TASK OBJECTIVE | Take every line from the listing below that includes "with" and copy it.
[start of GIVEN ENTRIES]
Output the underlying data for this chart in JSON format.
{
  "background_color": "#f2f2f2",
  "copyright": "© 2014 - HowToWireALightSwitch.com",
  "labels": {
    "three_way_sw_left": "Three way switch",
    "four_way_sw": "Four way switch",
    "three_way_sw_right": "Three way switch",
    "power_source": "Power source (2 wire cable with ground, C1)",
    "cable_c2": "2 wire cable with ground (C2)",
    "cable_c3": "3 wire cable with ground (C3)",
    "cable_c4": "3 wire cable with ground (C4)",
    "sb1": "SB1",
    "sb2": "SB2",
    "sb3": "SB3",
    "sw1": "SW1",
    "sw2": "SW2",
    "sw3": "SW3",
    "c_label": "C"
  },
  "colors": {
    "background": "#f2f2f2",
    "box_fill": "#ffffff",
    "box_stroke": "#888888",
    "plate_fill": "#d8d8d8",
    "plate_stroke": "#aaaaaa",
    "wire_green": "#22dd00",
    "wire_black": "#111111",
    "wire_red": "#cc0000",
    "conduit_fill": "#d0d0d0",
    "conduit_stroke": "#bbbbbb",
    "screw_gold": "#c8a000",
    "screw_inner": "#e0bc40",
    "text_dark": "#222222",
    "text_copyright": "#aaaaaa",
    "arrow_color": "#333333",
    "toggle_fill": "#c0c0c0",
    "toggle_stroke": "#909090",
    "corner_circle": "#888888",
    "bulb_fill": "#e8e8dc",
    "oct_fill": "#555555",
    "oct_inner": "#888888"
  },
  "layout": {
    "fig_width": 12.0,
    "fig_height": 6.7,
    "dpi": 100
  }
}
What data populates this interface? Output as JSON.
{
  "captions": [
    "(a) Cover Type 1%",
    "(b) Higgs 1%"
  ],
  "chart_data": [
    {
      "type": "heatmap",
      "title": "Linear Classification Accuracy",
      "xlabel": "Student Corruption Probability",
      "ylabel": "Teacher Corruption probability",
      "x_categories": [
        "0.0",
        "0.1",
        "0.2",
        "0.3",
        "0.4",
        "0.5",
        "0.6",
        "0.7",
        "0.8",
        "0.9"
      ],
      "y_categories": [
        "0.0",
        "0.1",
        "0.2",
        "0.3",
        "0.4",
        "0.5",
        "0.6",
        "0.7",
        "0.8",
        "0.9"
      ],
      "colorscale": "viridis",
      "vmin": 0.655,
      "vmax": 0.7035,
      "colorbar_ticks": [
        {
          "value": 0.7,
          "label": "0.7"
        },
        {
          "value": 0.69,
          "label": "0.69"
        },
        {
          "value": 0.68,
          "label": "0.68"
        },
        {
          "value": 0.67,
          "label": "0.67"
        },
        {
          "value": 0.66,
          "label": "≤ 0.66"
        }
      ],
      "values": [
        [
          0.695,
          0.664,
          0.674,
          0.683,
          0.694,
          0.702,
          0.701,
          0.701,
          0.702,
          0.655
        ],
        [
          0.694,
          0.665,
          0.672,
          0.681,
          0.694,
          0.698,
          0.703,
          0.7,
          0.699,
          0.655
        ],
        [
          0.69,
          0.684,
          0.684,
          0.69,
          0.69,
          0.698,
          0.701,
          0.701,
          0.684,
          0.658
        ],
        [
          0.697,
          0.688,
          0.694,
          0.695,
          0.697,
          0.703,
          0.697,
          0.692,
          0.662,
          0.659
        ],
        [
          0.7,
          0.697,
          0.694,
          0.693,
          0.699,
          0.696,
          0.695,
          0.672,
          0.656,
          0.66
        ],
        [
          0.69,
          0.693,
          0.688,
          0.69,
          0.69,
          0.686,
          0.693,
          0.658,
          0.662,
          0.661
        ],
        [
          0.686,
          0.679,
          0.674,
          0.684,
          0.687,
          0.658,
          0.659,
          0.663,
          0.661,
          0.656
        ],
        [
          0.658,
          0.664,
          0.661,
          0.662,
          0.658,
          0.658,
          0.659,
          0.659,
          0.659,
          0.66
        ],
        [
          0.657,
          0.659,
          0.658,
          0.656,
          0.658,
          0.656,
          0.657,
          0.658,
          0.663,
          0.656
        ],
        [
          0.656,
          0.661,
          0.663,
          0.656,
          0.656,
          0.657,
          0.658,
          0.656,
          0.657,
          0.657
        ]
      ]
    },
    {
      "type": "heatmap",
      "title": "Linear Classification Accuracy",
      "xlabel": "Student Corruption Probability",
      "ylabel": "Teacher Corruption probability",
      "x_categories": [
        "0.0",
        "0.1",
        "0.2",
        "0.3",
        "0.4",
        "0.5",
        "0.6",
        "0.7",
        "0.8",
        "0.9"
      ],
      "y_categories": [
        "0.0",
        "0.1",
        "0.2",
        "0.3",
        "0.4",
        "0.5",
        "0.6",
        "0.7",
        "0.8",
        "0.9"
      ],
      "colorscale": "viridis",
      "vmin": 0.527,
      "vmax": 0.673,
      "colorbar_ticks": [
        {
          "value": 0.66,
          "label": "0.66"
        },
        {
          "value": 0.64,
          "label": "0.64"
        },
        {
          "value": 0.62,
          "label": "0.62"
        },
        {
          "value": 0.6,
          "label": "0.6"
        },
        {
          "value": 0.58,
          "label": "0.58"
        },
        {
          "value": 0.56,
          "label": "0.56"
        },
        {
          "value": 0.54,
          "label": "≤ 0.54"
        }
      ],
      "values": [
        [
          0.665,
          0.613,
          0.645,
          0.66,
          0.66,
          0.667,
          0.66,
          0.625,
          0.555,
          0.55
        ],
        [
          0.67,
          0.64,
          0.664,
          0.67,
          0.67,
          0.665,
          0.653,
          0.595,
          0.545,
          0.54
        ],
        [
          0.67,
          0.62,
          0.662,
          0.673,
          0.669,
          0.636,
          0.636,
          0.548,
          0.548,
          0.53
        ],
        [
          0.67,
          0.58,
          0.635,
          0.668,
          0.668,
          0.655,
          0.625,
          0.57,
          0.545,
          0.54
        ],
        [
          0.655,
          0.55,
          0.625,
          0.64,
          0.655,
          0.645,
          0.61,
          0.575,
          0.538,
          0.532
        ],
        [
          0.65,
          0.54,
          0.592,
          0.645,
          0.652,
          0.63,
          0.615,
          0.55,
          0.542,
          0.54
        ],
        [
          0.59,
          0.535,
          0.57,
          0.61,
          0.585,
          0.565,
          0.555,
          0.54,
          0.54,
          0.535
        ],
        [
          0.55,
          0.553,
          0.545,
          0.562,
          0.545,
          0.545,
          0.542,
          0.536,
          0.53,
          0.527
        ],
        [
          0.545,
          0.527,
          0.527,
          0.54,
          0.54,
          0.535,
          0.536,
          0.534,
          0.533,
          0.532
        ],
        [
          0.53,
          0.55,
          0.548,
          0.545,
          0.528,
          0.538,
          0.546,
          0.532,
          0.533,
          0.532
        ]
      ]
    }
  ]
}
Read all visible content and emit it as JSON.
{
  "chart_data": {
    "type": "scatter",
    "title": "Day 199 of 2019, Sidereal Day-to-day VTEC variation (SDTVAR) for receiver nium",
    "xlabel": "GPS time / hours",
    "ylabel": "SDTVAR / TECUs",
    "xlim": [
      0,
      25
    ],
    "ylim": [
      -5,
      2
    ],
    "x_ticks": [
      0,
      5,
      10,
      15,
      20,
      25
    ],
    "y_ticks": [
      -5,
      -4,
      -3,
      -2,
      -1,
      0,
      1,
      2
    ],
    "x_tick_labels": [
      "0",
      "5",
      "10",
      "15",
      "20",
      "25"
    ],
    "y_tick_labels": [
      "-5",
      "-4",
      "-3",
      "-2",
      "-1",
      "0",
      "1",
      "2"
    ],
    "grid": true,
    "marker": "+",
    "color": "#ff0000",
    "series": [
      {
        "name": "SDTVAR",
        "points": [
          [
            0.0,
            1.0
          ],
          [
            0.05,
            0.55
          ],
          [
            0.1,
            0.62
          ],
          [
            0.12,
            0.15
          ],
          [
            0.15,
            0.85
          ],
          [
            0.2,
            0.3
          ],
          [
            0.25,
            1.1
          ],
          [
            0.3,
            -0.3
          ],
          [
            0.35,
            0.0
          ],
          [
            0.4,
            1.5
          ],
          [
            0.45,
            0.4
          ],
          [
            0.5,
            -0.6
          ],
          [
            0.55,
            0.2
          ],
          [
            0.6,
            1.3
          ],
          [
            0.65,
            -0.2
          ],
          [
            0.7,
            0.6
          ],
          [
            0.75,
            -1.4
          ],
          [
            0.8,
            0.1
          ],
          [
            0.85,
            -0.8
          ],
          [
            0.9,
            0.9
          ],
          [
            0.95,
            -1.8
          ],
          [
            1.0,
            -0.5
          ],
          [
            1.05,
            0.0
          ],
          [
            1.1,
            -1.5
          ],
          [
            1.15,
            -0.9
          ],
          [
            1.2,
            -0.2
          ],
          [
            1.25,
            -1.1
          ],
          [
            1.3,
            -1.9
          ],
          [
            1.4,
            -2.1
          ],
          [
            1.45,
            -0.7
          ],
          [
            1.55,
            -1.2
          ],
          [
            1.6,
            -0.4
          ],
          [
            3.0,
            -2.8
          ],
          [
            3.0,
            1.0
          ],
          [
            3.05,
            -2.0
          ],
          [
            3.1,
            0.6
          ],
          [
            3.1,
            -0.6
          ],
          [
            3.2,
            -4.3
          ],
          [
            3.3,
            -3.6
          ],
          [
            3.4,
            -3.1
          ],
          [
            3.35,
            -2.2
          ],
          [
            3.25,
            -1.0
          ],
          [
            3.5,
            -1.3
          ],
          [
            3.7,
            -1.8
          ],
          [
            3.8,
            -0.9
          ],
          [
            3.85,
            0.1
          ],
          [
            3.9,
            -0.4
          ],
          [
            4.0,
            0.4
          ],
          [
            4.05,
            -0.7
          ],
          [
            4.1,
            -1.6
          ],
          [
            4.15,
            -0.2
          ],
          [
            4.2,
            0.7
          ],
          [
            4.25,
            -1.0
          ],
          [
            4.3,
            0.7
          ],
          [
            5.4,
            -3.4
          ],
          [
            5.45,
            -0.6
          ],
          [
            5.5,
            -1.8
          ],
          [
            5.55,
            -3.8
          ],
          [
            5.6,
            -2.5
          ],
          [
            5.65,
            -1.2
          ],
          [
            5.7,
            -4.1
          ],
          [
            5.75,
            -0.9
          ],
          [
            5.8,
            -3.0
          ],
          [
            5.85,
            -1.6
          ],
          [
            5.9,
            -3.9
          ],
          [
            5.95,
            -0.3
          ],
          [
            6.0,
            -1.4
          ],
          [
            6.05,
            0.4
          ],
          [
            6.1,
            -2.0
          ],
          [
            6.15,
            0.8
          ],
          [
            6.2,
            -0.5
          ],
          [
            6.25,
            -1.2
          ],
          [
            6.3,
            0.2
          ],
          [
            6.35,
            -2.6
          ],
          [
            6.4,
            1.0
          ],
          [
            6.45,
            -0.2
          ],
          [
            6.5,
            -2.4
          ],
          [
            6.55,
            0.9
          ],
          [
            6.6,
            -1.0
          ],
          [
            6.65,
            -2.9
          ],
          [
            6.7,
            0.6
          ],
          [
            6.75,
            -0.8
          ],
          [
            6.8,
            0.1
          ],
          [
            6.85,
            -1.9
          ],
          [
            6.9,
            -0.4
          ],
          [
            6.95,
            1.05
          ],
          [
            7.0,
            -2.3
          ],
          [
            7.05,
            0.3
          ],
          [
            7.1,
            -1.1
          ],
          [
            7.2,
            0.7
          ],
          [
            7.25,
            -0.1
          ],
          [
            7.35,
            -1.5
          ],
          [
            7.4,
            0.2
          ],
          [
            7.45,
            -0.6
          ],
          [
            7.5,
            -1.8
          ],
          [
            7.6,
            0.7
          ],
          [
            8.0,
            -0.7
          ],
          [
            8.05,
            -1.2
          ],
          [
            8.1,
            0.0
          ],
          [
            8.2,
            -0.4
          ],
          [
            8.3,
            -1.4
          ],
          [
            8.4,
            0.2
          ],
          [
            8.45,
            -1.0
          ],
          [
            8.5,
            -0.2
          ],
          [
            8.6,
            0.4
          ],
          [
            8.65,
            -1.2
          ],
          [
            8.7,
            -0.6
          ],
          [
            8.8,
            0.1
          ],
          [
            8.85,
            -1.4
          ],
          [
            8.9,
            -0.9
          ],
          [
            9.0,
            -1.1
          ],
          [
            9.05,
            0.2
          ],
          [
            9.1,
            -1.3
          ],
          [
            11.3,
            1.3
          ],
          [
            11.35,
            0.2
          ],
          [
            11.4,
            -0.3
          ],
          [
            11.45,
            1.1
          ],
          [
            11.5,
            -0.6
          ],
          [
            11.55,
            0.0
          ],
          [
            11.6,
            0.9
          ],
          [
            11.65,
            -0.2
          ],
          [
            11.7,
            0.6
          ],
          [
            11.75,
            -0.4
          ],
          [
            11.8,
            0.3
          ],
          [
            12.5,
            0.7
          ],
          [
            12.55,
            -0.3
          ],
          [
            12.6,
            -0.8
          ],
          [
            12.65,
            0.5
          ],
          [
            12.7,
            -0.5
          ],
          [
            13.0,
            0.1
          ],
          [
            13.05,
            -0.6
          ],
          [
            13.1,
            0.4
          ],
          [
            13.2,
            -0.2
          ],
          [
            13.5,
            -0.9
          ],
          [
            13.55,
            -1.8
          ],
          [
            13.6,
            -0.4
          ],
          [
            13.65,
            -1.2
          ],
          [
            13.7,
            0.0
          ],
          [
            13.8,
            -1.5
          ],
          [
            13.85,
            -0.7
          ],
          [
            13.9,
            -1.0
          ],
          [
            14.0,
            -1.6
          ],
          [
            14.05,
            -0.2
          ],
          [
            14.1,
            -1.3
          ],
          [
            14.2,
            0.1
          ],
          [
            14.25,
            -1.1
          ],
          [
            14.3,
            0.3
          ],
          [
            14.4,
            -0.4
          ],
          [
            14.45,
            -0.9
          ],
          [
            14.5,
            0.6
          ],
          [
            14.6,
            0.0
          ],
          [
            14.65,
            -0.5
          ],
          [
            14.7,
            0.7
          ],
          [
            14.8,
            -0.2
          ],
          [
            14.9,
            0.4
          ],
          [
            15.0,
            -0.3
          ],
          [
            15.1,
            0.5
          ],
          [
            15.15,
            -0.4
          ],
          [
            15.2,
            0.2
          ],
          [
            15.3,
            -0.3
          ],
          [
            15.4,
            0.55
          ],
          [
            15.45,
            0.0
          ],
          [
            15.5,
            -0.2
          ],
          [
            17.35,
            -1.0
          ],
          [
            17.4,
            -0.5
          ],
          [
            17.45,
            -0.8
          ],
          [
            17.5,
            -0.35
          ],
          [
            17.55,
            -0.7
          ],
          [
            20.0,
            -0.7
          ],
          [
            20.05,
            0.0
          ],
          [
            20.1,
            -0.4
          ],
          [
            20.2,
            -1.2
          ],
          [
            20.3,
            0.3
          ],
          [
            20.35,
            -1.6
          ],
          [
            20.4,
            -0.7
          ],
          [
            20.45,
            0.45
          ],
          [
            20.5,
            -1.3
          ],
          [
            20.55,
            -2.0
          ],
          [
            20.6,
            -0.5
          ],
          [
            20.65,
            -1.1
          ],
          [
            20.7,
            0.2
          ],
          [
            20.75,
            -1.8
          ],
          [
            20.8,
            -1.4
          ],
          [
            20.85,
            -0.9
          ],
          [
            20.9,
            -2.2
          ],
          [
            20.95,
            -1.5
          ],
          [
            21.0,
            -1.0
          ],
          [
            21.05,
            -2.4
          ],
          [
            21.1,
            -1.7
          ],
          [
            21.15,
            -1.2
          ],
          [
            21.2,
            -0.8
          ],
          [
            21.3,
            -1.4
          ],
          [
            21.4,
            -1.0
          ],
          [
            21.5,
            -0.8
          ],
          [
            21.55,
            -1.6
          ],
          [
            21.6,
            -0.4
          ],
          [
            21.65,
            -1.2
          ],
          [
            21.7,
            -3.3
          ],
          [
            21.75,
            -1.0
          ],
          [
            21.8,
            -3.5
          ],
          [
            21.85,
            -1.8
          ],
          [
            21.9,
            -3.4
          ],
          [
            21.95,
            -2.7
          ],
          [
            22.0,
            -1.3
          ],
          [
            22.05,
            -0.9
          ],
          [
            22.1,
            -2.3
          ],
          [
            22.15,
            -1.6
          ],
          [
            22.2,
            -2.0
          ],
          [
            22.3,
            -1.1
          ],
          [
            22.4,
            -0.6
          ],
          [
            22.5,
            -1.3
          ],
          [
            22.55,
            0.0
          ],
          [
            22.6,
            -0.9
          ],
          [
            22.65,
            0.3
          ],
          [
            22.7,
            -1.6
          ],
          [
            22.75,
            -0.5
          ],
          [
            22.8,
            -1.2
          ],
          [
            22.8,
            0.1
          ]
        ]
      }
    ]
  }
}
[end of GIVEN ENTRIES]
TASK ANSWER |
    "power_source": "Power source (2 wire cable with ground, C1)",
    "cable_c2": "2 wire cable with ground (C2)",
    "cable_c3": "3 wire cable with ground (C3)",
    "cable_c4": "3 wire cable with ground (C4)",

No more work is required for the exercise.